-- BEGIN Supplied information --

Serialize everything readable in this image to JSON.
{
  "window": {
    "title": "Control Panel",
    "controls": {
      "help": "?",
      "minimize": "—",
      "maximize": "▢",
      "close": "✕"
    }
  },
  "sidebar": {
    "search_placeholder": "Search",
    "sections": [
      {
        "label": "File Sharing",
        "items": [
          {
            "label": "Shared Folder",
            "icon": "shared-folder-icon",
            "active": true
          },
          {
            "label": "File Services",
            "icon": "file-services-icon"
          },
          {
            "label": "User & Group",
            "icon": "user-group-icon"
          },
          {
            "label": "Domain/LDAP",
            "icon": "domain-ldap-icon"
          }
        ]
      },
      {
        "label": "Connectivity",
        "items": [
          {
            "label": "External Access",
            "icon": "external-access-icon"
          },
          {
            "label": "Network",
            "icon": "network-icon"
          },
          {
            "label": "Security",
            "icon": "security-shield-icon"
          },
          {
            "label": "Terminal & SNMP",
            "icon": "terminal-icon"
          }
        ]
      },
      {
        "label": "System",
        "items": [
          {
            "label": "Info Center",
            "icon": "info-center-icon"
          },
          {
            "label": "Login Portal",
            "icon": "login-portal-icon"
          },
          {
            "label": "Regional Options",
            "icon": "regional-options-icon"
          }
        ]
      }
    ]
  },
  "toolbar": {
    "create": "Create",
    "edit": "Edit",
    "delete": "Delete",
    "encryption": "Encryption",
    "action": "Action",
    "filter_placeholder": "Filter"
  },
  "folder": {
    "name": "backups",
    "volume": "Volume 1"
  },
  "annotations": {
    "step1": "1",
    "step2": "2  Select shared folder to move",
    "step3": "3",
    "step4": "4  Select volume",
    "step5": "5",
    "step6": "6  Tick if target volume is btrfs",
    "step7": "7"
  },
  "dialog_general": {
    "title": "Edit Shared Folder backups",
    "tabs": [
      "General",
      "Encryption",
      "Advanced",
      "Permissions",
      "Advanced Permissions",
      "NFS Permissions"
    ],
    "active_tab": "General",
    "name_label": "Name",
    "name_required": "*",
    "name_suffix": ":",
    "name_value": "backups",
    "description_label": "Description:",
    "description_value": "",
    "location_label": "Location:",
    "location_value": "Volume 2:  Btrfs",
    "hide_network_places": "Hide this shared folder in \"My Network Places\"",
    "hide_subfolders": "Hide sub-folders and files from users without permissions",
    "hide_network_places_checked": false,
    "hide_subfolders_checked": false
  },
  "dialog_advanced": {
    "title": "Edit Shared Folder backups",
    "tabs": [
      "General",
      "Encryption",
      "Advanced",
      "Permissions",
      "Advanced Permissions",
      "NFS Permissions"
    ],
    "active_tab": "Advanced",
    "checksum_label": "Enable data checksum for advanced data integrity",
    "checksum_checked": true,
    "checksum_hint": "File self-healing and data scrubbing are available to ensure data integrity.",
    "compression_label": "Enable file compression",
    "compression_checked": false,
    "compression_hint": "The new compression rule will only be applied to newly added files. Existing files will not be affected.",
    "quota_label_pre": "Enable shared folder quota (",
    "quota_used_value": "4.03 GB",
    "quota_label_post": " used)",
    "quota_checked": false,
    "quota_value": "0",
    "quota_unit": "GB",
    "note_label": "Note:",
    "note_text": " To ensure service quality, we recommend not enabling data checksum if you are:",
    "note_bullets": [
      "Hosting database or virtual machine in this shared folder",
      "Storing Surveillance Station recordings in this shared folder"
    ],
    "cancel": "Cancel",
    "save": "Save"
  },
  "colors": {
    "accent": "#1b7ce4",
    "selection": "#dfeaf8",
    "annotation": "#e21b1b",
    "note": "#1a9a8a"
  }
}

-- END Supplied information --

Written instruction:
Only the count is needed: the number of lines in the data that include the word "icon".

Answer for the task:
11